Objective: Search the listing below for the string "的一组基" and show each line that contains it.

#### Available records ####

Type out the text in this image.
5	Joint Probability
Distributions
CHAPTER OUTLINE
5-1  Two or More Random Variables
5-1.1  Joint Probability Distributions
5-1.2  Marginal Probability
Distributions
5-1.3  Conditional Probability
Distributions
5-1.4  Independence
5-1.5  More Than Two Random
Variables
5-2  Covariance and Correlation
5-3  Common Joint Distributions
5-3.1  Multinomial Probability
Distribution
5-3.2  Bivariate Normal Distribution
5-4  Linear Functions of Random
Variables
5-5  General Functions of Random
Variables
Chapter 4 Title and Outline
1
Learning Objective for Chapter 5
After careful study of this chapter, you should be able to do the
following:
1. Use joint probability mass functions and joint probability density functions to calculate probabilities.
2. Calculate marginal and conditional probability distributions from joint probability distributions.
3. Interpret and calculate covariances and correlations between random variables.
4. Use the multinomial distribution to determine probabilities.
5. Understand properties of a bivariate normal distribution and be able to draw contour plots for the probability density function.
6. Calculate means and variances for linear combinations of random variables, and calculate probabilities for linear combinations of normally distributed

####
#### Available records ####

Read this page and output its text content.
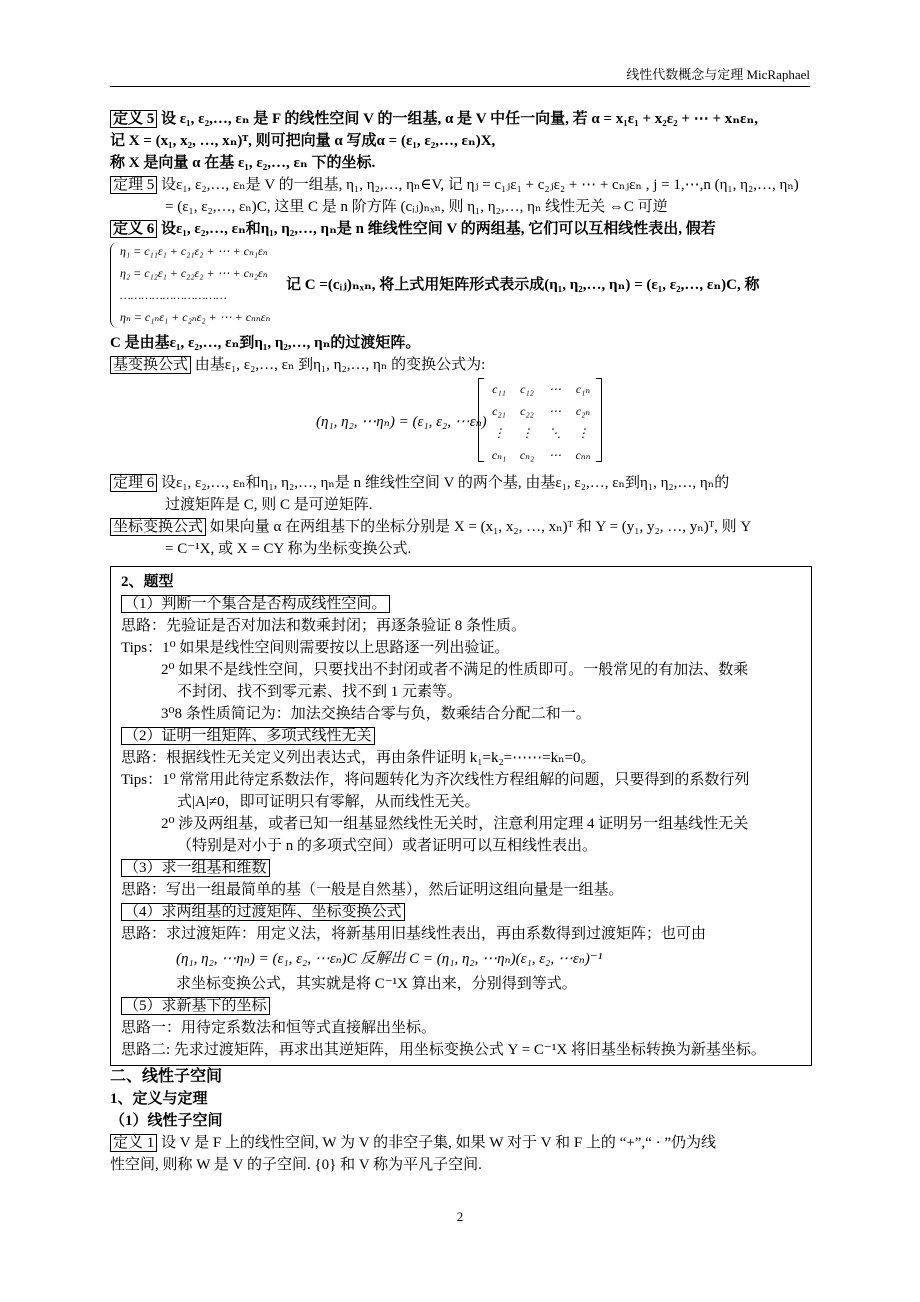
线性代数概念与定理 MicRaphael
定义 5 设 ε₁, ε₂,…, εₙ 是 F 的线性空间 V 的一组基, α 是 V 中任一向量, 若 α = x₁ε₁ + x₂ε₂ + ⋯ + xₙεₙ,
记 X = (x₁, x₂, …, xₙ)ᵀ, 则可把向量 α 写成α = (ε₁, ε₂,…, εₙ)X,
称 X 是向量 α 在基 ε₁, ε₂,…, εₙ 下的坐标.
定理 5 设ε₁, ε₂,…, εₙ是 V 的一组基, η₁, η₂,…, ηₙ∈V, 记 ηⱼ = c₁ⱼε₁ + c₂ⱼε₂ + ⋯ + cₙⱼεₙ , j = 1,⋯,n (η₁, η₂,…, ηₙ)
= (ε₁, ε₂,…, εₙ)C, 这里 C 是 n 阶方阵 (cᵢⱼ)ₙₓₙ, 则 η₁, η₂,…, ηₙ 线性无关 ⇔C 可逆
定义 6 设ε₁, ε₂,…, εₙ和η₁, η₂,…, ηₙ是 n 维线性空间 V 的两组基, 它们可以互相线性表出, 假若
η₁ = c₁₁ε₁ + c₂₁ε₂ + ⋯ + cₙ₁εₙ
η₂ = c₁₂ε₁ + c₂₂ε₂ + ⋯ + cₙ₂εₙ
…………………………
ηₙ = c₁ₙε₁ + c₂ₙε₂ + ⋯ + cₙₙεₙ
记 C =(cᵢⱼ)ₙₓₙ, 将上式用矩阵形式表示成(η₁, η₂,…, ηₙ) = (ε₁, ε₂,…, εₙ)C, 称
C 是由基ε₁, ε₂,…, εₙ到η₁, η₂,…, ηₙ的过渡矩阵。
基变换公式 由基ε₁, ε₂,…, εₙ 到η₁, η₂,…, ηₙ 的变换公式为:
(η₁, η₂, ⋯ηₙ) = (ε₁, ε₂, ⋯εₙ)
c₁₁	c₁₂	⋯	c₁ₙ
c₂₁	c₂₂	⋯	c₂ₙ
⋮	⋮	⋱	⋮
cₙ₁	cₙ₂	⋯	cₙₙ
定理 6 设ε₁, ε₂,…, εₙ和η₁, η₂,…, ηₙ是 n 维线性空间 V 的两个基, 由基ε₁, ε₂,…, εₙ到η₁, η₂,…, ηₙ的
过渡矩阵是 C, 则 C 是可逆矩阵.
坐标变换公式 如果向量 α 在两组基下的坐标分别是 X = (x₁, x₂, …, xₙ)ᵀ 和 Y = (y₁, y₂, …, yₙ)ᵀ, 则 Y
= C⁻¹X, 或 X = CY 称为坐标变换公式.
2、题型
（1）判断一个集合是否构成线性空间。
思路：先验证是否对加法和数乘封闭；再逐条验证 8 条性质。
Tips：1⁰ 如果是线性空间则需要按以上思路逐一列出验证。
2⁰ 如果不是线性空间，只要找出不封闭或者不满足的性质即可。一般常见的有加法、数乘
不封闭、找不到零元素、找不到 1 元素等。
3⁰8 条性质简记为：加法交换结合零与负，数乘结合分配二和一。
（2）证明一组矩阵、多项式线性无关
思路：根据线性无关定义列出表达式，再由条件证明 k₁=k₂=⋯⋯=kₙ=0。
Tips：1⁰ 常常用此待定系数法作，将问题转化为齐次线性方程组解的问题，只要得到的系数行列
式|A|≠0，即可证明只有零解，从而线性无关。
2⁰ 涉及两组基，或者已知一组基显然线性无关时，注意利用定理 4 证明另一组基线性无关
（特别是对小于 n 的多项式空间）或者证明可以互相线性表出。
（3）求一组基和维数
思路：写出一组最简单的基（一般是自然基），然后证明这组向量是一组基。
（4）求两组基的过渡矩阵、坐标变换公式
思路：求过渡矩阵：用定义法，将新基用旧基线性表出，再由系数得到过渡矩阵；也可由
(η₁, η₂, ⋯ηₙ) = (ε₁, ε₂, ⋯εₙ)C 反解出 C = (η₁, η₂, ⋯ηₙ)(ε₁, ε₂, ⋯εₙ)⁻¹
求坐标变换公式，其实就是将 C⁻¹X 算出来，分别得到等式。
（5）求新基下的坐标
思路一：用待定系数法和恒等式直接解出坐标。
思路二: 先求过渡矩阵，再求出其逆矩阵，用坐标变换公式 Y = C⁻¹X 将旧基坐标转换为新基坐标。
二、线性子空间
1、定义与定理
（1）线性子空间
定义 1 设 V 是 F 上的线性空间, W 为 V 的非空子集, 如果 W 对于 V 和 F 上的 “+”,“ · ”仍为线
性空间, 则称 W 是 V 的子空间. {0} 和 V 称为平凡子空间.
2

####
#### Available records ####

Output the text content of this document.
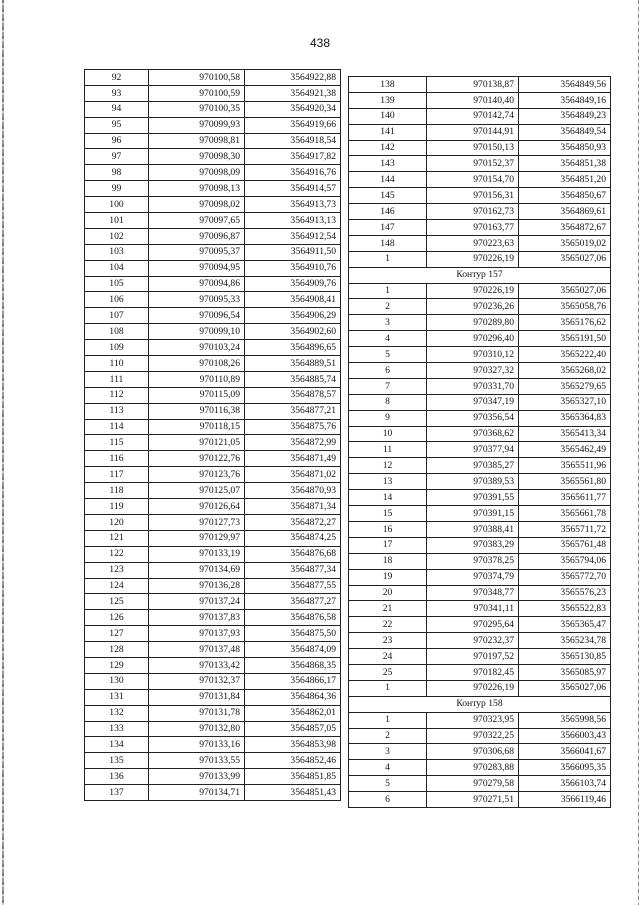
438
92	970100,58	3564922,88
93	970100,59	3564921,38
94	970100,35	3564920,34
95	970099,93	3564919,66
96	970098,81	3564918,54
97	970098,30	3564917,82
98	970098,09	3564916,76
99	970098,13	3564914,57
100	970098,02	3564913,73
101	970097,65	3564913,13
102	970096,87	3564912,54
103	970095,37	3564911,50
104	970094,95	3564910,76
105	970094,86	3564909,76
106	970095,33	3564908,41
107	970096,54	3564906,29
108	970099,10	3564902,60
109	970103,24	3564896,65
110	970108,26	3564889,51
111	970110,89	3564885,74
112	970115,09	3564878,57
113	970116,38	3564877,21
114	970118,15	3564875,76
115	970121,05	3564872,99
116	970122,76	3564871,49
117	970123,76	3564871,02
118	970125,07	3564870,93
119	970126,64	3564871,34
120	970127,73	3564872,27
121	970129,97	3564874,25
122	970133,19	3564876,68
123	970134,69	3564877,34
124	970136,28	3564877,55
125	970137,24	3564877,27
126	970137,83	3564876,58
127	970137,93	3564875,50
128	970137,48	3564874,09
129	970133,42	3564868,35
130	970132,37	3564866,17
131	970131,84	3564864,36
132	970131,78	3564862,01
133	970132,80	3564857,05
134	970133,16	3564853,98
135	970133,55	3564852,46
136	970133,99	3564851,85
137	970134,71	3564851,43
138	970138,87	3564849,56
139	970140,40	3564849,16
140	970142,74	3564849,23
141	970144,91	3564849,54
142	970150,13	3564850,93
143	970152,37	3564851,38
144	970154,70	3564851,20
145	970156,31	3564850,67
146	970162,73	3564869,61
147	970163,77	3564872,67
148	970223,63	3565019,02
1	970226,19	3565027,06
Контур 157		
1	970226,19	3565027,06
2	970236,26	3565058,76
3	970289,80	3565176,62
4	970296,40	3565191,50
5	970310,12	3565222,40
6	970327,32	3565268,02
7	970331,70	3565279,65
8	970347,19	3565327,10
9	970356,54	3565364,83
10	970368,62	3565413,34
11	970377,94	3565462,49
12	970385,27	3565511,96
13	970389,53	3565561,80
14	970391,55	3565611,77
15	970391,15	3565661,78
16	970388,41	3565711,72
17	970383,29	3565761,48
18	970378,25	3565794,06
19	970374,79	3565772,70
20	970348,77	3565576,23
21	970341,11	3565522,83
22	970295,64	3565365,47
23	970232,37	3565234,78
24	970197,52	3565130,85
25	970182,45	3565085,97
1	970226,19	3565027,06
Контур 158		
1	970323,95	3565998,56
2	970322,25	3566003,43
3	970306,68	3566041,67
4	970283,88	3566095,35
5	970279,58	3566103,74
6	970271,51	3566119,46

####

Reply to the task:
定义 5 设 ε₁, ε₂,…, εₙ 是 F 的线性空间 V 的一组基, α 是 V 中任一向量, 若 α = x₁ε₁ + x₂ε₂ + ⋯ + xₙεₙ,
定理 5 设ε₁, ε₂,…, εₙ是 V 的一组基, η₁, η₂,…, ηₙ∈V, 记 ηⱼ = c₁ⱼε₁ + c₂ⱼε₂ + ⋯ + cₙⱼεₙ , j = 1,⋯,n (η₁, η₂,…, ηₙ)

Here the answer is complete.